-- The problem --
Return all the entries exactly, keeping pictures out.

-- Data entries --
##############################

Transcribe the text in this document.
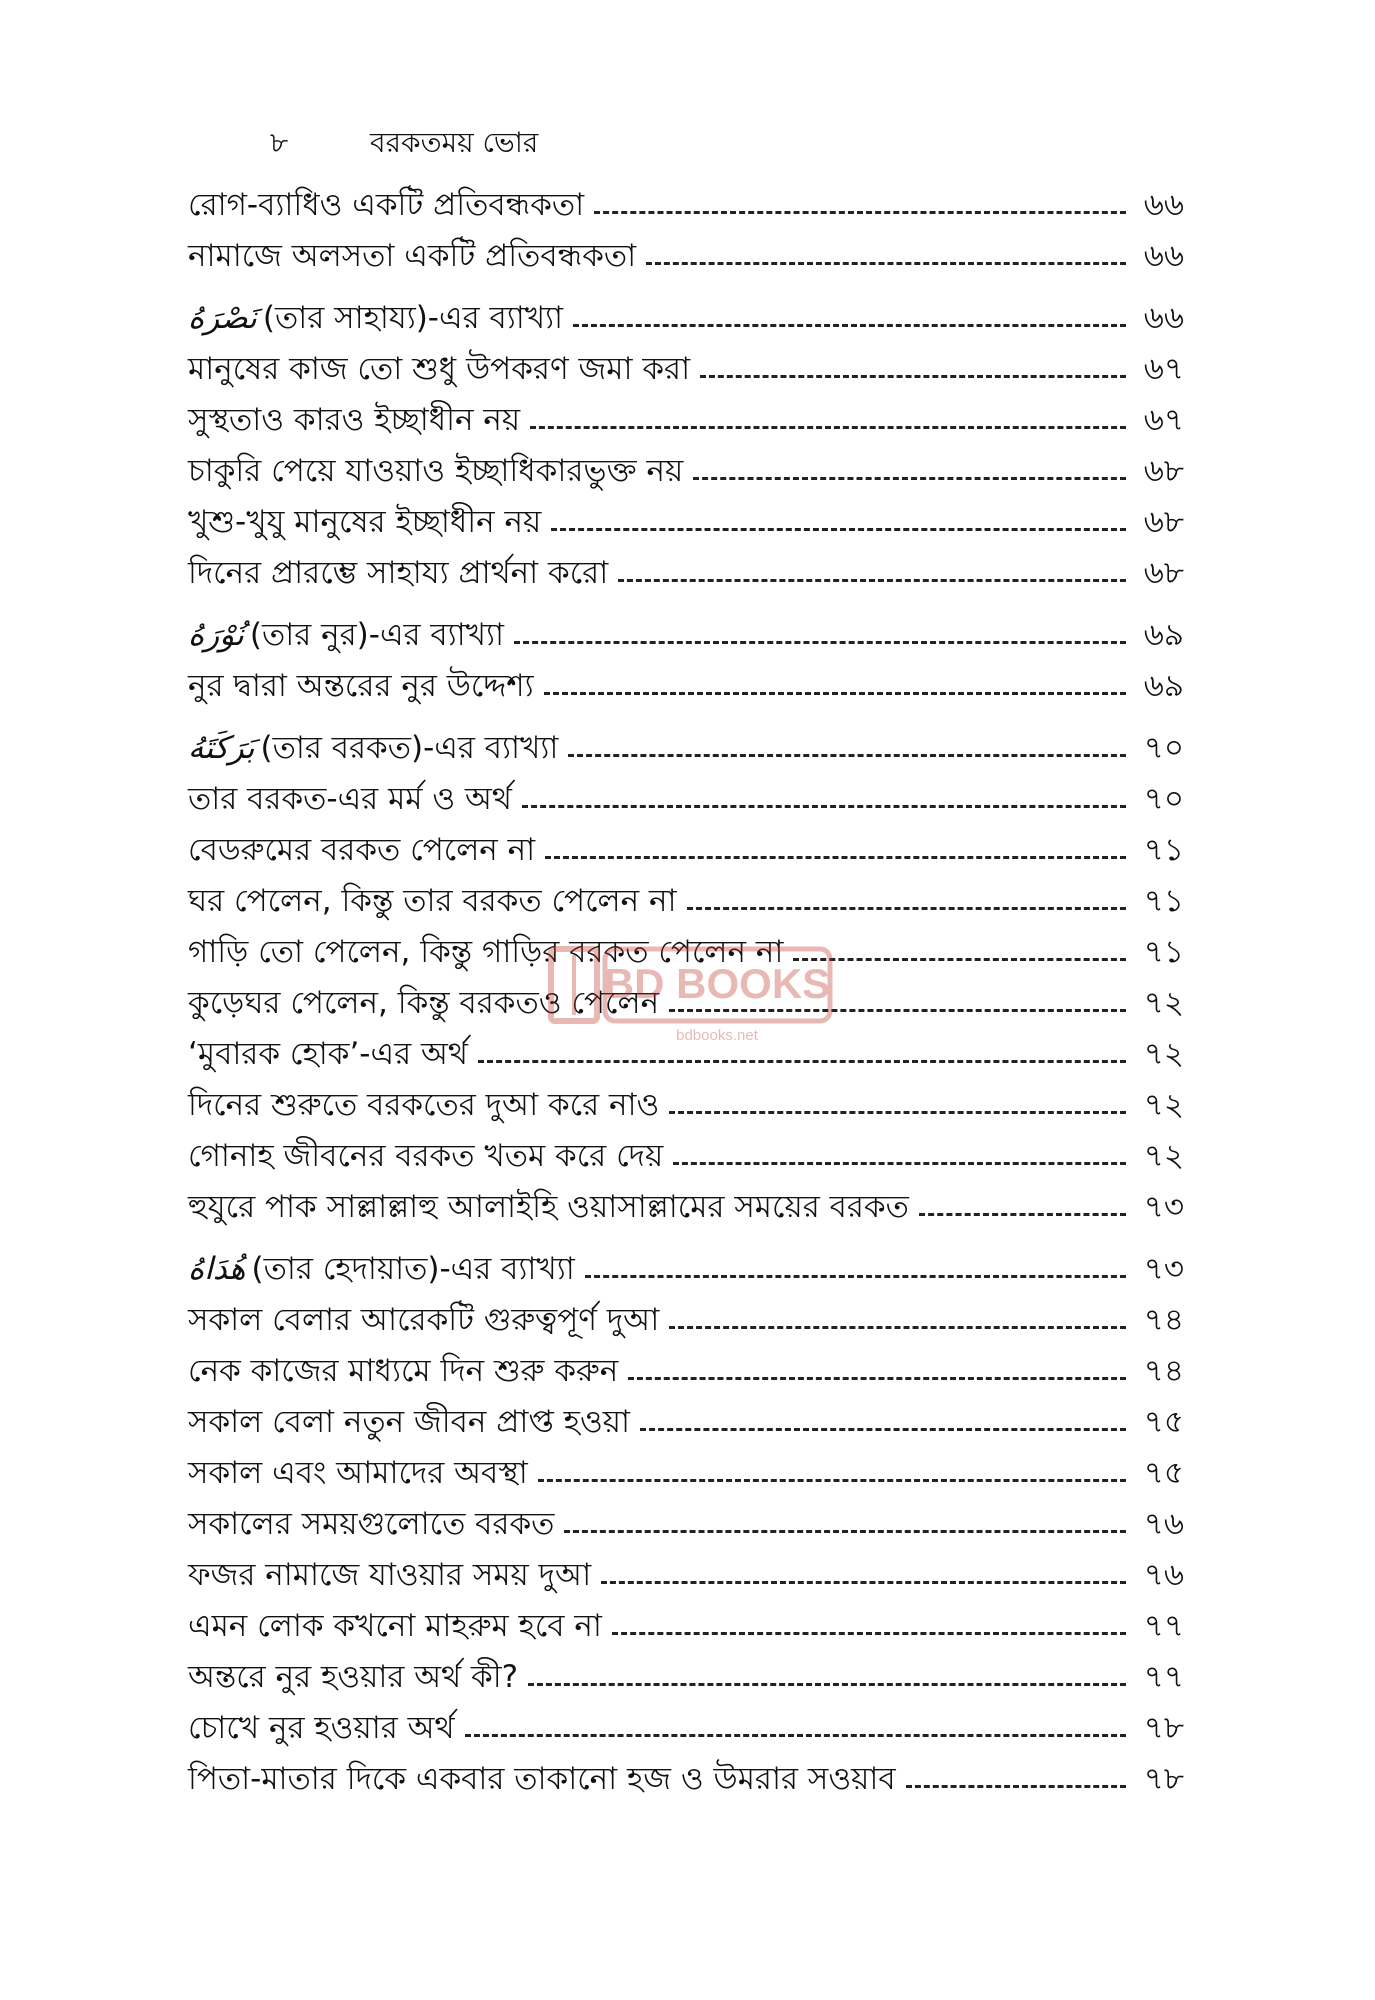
৮	বরকতময় ভোর
রোগ-ব্যাধিও একটি প্রতিবন্ধকতা	৬৬
নামাজে অলসতা একটি প্রতিবন্ধকতা	৬৬
نَصْرَهُ (তার সাহায্য)-এর ব্যাখ্যা	৬৬
মানুষের কাজ তো শুধু উপকরণ জমা করা	৬৭
সুস্থতাও কারও ইচ্ছাধীন নয়	৬৭
চাকুরি পেয়ে যাওয়াও ইচ্ছাধিকারভুক্ত নয়	৬৮
খুশু-খুযু মানুষের ইচ্ছাধীন নয়	৬৮
দিনের প্রারম্ভে সাহায্য প্রার্থনা করো	৬৮
نُوْرَهُ (তার নুর)-এর ব্যাখ্যা	৬৯
নুর দ্বারা অন্তরের নুর উদ্দেশ্য	৬৯
بَرَكَتَهُ (তার বরকত)-এর ব্যাখ্যা	৭০
তার বরকত-এর মর্ম ও অর্থ	৭০
বেডরুমের বরকত পেলেন না	৭১
ঘর পেলেন, কিন্তু তার বরকত পেলেন না	৭১
গাড়ি তো পেলেন, কিন্তু গাড়ির বরকত পেলেন না	৭১
কুড়েঘর পেলেন, কিন্তু বরকতও পেলেন	৭২
‘মুবারক হোক’-এর অর্থ	৭২
দিনের শুরুতে বরকতের দুআ করে নাও	৭২
গোনাহ জীবনের বরকত খতম করে দেয়	৭২
হুযুরে পাক সাল্লাল্লাহু আলাইহি ওয়াসাল্লামের সময়ের বরকত	৭৩
هُدَاهُ (তার হেদায়াত)-এর ব্যাখ্যা	৭৩
সকাল বেলার আরেকটি গুরুত্বপূর্ণ দুআ	৭৪
নেক কাজের মাধ্যমে দিন শুরু করুন	৭৪
সকাল বেলা নতুন জীবন প্রাপ্ত হওয়া	৭৫
সকাল এবং আমাদের অবস্থা	৭৫
সকালের সময়গুলোতে বরকত	৭৬
ফজর নামাজে যাওয়ার সময় দুআ	৭৬
এমন লোক কখনো মাহরুম হবে না	৭৭
অন্তরে নুর হওয়ার অর্থ কী?	৭৭
চোখে নুর হওয়ার অর্থ	৭৮
পিতা-মাতার দিকে একবার তাকানো হজ ও উমরার সওয়াব	৭৮
BD BOOKS
bdbooks.net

##############################

-- Response to the task --
Transcribe the text in this document.
৮	বরকতময় ভোর
রোগ-ব্যাধিও একটি প্রতিবন্ধকতা	৬৬
নামাজে অলসতা একটি প্রতিবন্ধকতা	৬৬
نَصْرَهُ (তার সাহায্য)-এর ব্যাখ্যা	৬৬
মানুষের কাজ তো শুধু উপকরণ জমা করা	৬৭
সুস্থতাও কারও ইচ্ছাধীন নয়	৬৭
চাকুরি পেয়ে যাওয়াও ইচ্ছাধিকারভুক্ত নয়	৬৮
খুশু-খুযু মানুষের ইচ্ছাধীন নয়	৬৮
দিনের প্রারম্ভে সাহায্য প্রার্থনা করো	৬৮
نُوْرَهُ (তার নুর)-এর ব্যাখ্যা	৬৯
নুর দ্বারা অন্তরের নুর উদ্দেশ্য	৬৯
بَرَكَتَهُ (তার বরকত)-এর ব্যাখ্যা	৭০
তার বরকত-এর মর্ম ও অর্থ	৭০
বেডরুমের বরকত পেলেন না	৭১
ঘর পেলেন, কিন্তু তার বরকত পেলেন না	৭১
গাড়ি তো পেলেন, কিন্তু গাড়ির বরকত পেলেন না	৭১
কুড়েঘর পেলেন, কিন্তু বরকতও পেলেন	৭২
‘মুবারক হোক’-এর অর্থ	৭২
দিনের শুরুতে বরকতের দুআ করে নাও	৭২
গোনাহ জীবনের বরকত খতম করে দেয়	৭২
হুযুরে পাক সাল্লাল্লাহু আলাইহি ওয়াসাল্লামের সময়ের বরকত	৭৩
هُدَاهُ (তার হেদায়াত)-এর ব্যাখ্যা	৭৩
সকাল বেলার আরেকটি গুরুত্বপূর্ণ দুআ	৭৪
নেক কাজের মাধ্যমে দিন শুরু করুন	৭৪
সকাল বেলা নতুন জীবন প্রাপ্ত হওয়া	৭৫
সকাল এবং আমাদের অবস্থা	৭৫
সকালের সময়গুলোতে বরকত	৭৬
ফজর নামাজে যাওয়ার সময় দুআ	৭৬
এমন লোক কখনো মাহরুম হবে না	৭৭
অন্তরে নুর হওয়ার অর্থ কী?	৭৭
চোখে নুর হওয়ার অর্থ	৭৮
পিতা-মাতার দিকে একবার তাকানো হজ ও উমরার সওয়াব	৭৮
BD BOOKS
bdbooks.net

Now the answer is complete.